+++ Input for this task +++
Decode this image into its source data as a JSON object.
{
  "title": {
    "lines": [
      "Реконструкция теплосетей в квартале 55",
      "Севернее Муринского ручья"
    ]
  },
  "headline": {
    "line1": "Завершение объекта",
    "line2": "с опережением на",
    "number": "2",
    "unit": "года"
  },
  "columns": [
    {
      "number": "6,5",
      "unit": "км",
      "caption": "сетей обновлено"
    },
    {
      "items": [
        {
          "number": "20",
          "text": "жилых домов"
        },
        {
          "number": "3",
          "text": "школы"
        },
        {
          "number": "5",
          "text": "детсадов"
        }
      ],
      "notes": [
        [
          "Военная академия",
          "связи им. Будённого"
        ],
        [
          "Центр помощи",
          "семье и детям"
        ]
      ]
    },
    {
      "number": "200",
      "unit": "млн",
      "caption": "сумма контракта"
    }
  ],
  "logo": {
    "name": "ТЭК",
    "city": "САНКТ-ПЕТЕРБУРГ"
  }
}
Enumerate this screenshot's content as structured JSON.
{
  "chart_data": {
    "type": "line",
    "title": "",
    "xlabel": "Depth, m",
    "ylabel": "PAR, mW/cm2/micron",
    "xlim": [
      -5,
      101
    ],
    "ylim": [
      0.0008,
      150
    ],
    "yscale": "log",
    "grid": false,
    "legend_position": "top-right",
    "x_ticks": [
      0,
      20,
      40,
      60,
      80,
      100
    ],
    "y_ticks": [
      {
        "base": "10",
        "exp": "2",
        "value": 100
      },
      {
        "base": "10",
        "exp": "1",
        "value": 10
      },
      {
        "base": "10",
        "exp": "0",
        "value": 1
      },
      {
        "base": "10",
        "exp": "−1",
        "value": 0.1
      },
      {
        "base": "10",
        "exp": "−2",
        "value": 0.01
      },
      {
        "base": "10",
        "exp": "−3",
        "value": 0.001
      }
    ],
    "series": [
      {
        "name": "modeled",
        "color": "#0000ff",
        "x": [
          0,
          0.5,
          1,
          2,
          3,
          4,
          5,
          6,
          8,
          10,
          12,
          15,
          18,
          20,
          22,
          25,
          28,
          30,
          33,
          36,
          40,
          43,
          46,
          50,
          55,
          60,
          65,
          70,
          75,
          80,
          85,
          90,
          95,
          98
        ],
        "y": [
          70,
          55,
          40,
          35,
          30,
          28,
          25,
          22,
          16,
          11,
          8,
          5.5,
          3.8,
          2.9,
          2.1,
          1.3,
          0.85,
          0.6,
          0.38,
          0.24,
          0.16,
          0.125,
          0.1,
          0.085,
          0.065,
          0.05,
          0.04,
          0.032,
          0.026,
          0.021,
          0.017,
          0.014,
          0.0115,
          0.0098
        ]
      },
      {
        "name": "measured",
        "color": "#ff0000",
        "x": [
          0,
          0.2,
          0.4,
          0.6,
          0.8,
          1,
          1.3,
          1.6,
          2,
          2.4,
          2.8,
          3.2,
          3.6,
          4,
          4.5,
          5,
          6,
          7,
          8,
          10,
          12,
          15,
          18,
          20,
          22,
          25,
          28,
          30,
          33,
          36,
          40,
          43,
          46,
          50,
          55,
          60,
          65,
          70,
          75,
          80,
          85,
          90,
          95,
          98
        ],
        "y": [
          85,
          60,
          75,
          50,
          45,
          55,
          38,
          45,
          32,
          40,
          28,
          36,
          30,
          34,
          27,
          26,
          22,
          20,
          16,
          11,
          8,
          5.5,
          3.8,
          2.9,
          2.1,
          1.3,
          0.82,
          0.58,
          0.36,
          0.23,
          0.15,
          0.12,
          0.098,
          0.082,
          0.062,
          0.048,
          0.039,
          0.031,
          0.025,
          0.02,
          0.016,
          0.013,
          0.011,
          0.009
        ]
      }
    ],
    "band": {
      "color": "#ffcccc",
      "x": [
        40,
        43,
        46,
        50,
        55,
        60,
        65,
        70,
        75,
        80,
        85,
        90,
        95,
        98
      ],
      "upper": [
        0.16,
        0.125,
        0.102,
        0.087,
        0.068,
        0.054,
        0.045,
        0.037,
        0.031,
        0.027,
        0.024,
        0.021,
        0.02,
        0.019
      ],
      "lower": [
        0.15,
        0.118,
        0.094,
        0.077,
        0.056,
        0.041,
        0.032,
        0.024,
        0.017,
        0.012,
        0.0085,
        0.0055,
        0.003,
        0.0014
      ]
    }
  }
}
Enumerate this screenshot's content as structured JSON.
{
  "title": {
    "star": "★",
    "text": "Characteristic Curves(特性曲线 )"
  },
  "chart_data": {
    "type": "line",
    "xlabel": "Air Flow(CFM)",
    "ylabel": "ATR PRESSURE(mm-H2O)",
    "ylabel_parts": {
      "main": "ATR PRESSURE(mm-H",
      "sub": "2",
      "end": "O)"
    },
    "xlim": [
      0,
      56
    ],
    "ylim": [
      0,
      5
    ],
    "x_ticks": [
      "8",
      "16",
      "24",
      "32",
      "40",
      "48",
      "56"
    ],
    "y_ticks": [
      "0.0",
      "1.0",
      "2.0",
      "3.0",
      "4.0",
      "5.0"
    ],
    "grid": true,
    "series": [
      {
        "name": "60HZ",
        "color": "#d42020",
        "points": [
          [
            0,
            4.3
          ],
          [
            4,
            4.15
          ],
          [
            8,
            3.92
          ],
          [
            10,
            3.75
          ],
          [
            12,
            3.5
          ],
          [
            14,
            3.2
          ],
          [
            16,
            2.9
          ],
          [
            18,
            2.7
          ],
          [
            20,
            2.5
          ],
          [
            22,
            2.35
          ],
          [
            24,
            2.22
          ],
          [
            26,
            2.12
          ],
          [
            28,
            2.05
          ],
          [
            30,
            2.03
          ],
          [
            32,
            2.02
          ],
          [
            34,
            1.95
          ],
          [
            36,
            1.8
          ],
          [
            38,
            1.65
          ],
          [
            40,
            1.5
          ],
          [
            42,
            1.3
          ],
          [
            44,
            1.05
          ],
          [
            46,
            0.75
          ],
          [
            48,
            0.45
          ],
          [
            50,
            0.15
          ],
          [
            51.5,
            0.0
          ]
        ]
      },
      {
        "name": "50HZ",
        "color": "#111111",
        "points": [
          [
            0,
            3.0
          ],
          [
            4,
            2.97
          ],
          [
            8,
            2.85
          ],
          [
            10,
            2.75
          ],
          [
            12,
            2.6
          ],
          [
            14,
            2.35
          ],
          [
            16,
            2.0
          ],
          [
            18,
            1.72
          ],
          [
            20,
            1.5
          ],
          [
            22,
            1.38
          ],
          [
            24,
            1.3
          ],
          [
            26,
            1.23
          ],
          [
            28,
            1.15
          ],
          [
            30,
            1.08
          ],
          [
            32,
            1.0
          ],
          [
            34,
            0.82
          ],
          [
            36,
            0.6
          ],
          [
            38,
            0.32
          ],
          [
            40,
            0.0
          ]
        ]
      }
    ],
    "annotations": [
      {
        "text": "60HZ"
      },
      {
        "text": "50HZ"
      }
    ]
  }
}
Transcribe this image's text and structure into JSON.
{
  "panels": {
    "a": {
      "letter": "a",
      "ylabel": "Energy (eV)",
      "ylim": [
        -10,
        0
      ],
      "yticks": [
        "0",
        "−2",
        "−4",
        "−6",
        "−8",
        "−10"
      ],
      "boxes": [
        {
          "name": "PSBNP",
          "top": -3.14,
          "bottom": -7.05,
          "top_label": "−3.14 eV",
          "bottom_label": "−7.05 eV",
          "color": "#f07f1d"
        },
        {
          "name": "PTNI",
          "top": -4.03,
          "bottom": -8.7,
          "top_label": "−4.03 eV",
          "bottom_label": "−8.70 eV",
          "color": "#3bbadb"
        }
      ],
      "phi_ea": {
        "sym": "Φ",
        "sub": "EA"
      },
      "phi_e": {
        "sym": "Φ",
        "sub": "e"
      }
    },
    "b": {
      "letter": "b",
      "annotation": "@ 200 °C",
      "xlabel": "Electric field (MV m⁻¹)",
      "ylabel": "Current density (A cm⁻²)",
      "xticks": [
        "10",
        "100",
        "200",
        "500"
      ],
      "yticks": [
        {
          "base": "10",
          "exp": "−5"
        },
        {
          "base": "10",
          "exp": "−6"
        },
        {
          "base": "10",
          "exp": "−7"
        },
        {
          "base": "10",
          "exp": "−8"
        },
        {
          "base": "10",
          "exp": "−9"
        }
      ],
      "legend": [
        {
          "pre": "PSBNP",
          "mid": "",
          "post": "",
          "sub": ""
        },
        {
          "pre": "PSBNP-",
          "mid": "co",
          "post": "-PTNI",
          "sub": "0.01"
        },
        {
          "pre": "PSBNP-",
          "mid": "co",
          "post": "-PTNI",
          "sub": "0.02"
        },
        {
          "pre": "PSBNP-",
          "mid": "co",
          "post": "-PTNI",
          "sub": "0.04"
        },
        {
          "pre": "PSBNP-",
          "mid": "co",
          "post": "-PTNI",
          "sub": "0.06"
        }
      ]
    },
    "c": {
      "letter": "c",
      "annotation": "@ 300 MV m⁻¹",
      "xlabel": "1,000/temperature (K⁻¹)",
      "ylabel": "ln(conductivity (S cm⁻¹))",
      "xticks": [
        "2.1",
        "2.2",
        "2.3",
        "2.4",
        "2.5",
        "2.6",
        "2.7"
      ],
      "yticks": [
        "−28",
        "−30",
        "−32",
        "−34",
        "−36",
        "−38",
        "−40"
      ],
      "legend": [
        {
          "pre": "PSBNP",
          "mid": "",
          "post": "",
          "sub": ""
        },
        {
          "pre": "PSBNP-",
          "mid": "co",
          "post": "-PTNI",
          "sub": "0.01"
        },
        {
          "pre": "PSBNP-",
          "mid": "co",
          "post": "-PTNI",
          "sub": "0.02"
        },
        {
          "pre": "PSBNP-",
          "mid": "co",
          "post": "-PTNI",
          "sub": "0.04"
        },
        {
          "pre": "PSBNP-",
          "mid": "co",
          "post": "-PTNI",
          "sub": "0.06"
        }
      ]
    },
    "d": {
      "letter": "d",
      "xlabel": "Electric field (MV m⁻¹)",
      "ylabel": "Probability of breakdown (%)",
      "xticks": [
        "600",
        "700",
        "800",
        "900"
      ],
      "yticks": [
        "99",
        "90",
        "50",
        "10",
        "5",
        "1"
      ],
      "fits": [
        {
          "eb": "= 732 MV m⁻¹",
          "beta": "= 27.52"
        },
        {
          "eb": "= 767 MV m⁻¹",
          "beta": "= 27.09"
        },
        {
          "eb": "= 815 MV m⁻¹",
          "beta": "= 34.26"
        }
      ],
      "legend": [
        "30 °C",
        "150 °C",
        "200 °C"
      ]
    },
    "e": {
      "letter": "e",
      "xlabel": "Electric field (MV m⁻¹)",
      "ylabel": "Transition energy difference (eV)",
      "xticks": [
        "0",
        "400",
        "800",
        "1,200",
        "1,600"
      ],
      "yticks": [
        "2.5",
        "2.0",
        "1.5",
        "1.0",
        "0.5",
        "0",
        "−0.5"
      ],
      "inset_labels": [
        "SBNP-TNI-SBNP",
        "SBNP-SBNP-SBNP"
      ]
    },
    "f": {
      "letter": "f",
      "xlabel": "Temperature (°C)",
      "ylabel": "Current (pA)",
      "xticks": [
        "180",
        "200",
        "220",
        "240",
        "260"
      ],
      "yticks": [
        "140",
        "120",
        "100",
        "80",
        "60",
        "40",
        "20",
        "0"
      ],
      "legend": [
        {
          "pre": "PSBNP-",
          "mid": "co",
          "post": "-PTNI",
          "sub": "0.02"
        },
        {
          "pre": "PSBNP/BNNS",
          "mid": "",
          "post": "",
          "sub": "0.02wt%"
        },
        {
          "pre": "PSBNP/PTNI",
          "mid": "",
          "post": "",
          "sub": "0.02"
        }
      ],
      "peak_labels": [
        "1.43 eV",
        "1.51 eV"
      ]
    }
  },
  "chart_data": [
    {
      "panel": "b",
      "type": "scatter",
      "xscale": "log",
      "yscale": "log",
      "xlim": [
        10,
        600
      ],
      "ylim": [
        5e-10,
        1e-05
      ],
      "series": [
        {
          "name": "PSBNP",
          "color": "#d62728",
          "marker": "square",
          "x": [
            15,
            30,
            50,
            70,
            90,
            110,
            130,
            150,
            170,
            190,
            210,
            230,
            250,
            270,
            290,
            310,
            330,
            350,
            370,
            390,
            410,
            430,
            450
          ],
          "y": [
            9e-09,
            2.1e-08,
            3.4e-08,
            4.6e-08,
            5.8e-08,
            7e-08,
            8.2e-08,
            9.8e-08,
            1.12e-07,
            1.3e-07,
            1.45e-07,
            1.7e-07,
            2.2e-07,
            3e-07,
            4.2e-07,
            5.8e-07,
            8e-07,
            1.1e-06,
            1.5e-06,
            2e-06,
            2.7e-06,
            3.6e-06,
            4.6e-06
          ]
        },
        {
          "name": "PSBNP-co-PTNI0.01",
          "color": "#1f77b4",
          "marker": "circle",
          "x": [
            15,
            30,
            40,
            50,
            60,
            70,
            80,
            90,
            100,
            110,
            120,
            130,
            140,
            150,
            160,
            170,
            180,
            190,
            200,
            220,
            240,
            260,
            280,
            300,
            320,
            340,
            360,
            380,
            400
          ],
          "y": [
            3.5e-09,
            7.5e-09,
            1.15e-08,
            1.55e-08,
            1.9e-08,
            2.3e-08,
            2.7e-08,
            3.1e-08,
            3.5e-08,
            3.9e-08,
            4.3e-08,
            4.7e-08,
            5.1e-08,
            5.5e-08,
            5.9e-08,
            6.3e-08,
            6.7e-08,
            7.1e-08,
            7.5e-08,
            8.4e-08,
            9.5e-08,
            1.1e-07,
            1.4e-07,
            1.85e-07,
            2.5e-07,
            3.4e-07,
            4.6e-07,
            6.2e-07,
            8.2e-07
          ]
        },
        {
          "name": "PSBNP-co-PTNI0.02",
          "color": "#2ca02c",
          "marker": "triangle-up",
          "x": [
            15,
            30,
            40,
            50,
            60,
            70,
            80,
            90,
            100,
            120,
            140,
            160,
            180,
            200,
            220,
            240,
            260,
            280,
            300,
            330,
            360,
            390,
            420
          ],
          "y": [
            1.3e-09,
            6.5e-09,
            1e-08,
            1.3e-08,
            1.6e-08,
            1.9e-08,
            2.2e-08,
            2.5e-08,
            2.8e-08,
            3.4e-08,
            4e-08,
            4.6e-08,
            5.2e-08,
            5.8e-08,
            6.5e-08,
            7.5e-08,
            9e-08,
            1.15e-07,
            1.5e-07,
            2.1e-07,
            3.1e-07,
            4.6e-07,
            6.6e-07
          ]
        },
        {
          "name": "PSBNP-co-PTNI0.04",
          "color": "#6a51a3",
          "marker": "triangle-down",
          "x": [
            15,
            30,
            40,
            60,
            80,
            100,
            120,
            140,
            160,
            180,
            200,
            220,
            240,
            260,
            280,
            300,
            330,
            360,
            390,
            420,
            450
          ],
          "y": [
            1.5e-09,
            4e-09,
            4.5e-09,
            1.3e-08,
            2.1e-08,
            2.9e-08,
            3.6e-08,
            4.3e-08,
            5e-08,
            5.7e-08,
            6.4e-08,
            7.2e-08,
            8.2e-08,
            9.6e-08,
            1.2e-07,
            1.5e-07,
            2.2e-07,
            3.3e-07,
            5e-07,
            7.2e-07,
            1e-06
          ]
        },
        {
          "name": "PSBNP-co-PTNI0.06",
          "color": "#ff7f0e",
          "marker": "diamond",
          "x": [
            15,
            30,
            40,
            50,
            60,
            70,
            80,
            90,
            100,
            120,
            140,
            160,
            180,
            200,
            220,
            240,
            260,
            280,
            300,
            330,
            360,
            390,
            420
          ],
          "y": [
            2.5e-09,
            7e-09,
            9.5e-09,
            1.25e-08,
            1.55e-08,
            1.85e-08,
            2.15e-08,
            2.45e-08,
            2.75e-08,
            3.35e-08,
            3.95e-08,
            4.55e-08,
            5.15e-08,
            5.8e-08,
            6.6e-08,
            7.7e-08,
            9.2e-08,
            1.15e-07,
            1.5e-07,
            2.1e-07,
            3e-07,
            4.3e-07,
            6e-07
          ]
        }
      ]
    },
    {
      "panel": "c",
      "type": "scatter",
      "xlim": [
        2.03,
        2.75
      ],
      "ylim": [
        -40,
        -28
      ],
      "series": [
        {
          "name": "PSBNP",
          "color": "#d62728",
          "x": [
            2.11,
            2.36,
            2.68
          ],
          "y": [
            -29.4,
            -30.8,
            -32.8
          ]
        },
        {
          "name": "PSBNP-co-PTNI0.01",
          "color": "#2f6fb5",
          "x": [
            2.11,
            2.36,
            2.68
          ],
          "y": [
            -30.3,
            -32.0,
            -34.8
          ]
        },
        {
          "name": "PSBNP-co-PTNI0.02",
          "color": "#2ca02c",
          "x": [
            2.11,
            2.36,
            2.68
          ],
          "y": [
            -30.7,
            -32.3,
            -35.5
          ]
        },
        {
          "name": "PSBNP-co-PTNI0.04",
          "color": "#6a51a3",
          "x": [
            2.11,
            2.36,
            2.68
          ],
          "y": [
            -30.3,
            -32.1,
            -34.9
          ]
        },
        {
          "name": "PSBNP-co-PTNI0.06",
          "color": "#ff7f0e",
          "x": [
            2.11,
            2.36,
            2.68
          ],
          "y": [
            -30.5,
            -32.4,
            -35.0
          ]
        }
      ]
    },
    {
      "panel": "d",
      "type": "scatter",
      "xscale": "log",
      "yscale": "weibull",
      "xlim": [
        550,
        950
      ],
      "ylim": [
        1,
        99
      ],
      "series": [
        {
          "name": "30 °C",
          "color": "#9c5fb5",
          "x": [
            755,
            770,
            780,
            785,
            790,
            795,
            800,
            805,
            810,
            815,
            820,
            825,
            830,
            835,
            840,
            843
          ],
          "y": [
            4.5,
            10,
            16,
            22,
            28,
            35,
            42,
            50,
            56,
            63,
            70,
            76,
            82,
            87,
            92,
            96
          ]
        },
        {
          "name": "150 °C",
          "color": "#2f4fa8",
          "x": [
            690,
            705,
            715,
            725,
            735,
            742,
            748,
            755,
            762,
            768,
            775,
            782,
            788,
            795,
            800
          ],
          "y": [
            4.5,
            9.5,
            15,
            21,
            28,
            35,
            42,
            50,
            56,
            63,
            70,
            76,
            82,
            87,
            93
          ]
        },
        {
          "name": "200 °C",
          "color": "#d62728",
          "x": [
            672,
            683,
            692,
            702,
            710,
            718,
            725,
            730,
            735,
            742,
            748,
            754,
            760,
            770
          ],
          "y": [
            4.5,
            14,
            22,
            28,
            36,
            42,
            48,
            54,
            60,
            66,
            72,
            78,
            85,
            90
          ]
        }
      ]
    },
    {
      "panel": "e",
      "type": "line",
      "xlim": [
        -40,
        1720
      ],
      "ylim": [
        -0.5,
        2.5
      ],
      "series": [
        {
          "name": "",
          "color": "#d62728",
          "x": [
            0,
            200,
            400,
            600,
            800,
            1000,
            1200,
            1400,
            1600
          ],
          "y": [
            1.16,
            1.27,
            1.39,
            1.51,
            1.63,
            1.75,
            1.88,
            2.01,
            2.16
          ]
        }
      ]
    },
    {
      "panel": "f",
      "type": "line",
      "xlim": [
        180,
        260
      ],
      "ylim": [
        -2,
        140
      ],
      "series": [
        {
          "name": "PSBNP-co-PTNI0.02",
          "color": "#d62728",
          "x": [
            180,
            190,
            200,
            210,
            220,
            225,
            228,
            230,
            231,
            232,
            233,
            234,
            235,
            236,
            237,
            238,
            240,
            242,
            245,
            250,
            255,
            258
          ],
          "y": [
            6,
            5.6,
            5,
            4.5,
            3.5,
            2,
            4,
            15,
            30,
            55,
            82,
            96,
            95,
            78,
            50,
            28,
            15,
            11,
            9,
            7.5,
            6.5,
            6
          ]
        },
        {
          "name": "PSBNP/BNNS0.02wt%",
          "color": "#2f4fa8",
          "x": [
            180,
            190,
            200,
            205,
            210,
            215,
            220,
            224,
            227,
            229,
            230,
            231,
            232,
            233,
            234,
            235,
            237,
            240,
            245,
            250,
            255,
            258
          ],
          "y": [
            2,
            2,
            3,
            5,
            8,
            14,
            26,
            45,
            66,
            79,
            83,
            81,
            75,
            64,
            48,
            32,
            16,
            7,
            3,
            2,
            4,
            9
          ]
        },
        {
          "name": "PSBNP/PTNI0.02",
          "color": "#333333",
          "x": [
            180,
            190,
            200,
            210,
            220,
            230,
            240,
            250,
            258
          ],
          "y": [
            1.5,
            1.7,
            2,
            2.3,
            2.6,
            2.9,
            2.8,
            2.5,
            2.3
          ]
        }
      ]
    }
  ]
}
+++
- [What is needed] Where a line of the entries contains the word "Current", copy that line.

- [Answer to this task]
      "ylabel": "Current density (A cm⁻²)",
      "ylabel": "Current (pA)",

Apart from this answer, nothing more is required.